(Stored dataset items)
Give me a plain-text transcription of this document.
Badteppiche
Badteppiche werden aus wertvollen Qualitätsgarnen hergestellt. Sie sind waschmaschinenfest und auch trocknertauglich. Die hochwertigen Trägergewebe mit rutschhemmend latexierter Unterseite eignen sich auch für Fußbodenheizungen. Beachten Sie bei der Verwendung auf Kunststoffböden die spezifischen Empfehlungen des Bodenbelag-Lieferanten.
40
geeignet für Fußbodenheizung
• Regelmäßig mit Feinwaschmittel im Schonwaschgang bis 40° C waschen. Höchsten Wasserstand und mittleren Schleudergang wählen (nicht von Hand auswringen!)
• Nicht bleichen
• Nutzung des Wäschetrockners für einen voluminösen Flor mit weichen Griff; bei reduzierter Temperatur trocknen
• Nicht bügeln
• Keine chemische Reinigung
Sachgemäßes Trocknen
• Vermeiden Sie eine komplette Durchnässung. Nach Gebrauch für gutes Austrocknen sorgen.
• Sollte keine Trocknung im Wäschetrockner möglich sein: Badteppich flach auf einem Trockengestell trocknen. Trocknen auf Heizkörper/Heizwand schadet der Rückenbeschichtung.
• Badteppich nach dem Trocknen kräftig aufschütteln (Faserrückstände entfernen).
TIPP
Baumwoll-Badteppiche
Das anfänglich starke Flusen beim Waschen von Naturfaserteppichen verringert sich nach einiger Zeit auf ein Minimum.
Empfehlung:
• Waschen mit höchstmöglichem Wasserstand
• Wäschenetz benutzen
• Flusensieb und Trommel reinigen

...

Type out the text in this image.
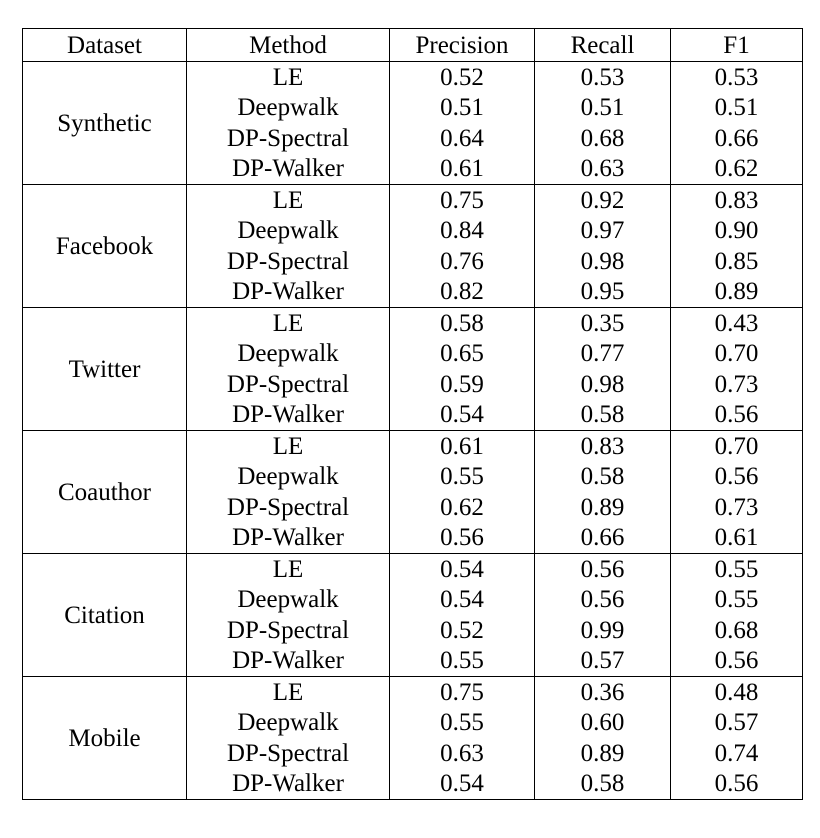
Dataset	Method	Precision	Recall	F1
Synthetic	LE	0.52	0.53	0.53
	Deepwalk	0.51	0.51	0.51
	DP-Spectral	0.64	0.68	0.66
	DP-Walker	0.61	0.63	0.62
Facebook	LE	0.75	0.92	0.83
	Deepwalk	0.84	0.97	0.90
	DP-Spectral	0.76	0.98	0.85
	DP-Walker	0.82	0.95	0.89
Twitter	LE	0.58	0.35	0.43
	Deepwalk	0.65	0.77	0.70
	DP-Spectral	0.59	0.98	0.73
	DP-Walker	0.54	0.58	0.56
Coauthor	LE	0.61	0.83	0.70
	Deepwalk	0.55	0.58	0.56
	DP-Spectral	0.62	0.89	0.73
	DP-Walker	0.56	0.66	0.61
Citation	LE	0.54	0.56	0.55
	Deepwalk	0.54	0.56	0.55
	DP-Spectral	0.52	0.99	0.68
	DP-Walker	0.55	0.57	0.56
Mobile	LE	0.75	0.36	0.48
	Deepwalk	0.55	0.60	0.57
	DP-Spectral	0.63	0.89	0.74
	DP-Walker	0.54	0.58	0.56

| WRITTEN TASK |
Report each line in the data that holds the word "text".

| RESPONSE BELOW |
Give me a plain-text transcription of this document.
Type out the text in this image.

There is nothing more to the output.